▶ EXERCISE INSTRUCTIONS
Keep only the lines that hold the string "Output", filtering out the rest of the entries below.

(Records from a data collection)
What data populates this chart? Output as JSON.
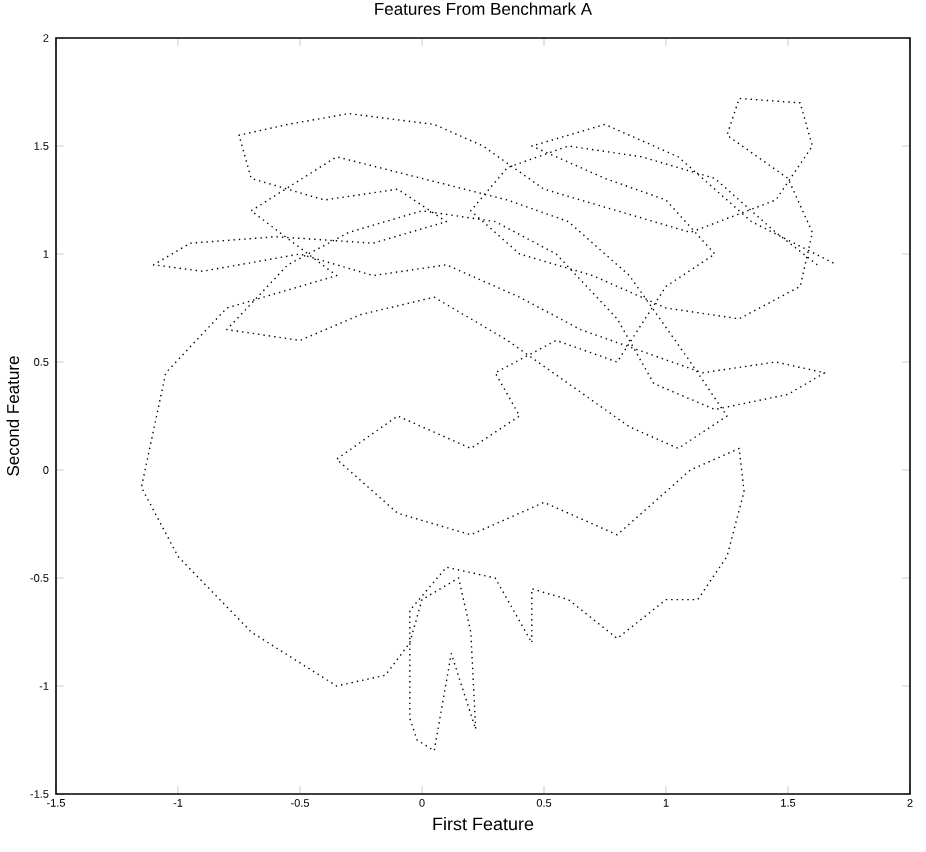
{
  "chart_data": {
    "type": "line",
    "title": "Features From Benchmark A",
    "xlabel": "First Feature",
    "ylabel": "Second Feature",
    "xlim": [
      -1.5,
      2
    ],
    "ylim": [
      -1.5,
      2
    ],
    "xticks": [
      -1.5,
      -1,
      -0.5,
      0,
      0.5,
      1,
      1.5,
      2
    ],
    "yticks": [
      -1.5,
      -1,
      -0.5,
      0,
      0.5,
      1,
      1.5,
      2
    ],
    "grid": false,
    "marker": "none",
    "line_style": "dotted",
    "series": [
      {
        "color": "#000000",
        "x": [
          1.62,
          1.45,
          1.2,
          0.9,
          0.6,
          0.35,
          0.2,
          0.4,
          0.7,
          1.0,
          1.3,
          1.55,
          1.6,
          1.5,
          1.25,
          1.3,
          1.55,
          1.6,
          1.45,
          1.1,
          0.8,
          0.5,
          0.25,
          0.05,
          -0.3,
          -0.55,
          -0.75,
          -0.7,
          -0.4,
          -0.1,
          0.1,
          -0.2,
          -0.6,
          -0.95,
          -1.1,
          -0.9,
          -0.5,
          -0.2,
          0.1,
          0.4,
          0.65,
          0.9,
          1.15,
          1.45,
          1.65,
          1.5,
          1.2,
          0.95,
          0.8,
          0.55,
          0.3,
          0.0,
          -0.3,
          -0.55,
          -0.8,
          -0.5,
          -0.25,
          0.05,
          0.35,
          0.6,
          0.85,
          1.05,
          1.25,
          1.1,
          0.85,
          0.6,
          0.35,
          0.0,
          -0.35,
          -0.7,
          -0.35,
          -0.8,
          -1.05,
          -1.15,
          -1.0,
          -0.7,
          -0.35,
          -0.15,
          -0.05,
          0.0,
          0.15,
          0.2,
          0.22,
          0.12,
          0.05,
          -0.02,
          -0.05,
          -0.05,
          0.1,
          0.3,
          0.45,
          0.45,
          0.6,
          0.8,
          1.0,
          1.13,
          1.25,
          1.32,
          1.3,
          1.1,
          0.8,
          0.5,
          0.2,
          -0.1,
          -0.35,
          -0.1,
          0.2,
          0.4,
          0.3,
          0.55,
          0.8,
          1.0,
          1.2,
          1.0,
          0.75,
          0.45,
          0.75,
          1.05,
          1.35,
          1.7
        ],
        "values": [
          0.95,
          1.1,
          1.35,
          1.45,
          1.5,
          1.4,
          1.2,
          1.0,
          0.9,
          0.75,
          0.7,
          0.85,
          1.1,
          1.35,
          1.55,
          1.72,
          1.7,
          1.5,
          1.25,
          1.1,
          1.2,
          1.3,
          1.5,
          1.6,
          1.65,
          1.6,
          1.55,
          1.35,
          1.25,
          1.3,
          1.15,
          1.05,
          1.08,
          1.05,
          0.95,
          0.92,
          1.0,
          0.9,
          0.95,
          0.8,
          0.65,
          0.55,
          0.45,
          0.5,
          0.45,
          0.35,
          0.28,
          0.4,
          0.7,
          1.0,
          1.15,
          1.2,
          1.1,
          0.95,
          0.65,
          0.6,
          0.72,
          0.8,
          0.6,
          0.4,
          0.2,
          0.1,
          0.25,
          0.5,
          0.9,
          1.15,
          1.25,
          1.35,
          1.45,
          1.2,
          0.9,
          0.75,
          0.45,
          -0.08,
          -0.4,
          -0.75,
          -1.0,
          -0.95,
          -0.8,
          -0.6,
          -0.5,
          -0.75,
          -1.2,
          -0.85,
          -1.3,
          -1.25,
          -1.15,
          -0.65,
          -0.45,
          -0.5,
          -0.8,
          -0.55,
          -0.6,
          -0.78,
          -0.6,
          -0.6,
          -0.4,
          -0.1,
          0.1,
          0.0,
          -0.3,
          -0.15,
          -0.3,
          -0.2,
          0.05,
          0.25,
          0.1,
          0.25,
          0.45,
          0.6,
          0.5,
          0.85,
          1.0,
          1.25,
          1.35,
          1.5,
          1.6,
          1.45,
          1.15,
          0.95
        ]
      }
    ]
  }
}
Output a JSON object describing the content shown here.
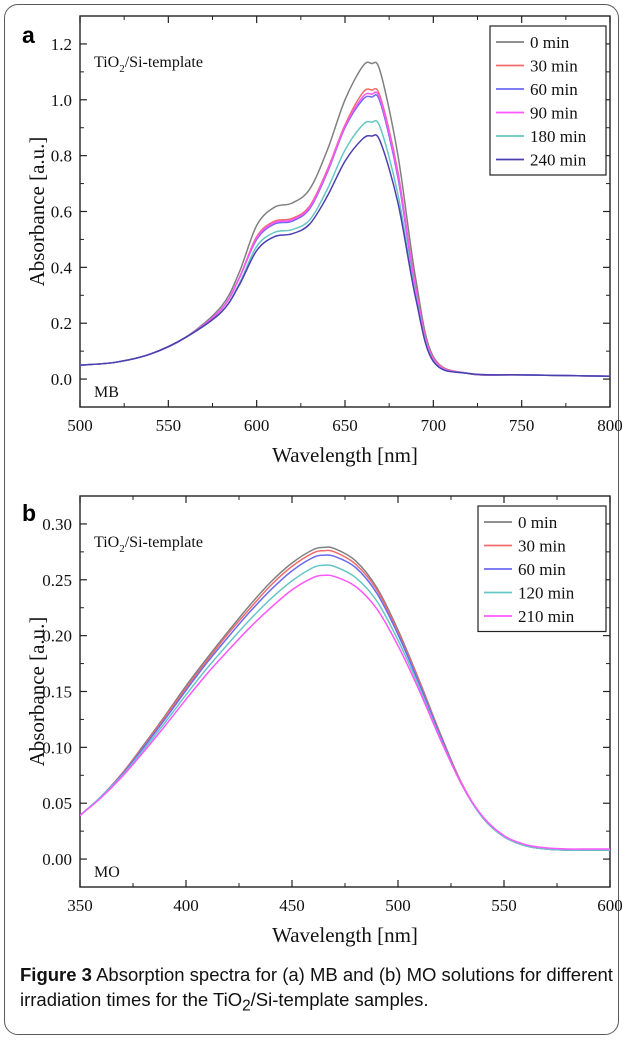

▶ TASK SOLUTION
What data populates this chart? Output as JSON.
Output a JSON object describing the content shown here.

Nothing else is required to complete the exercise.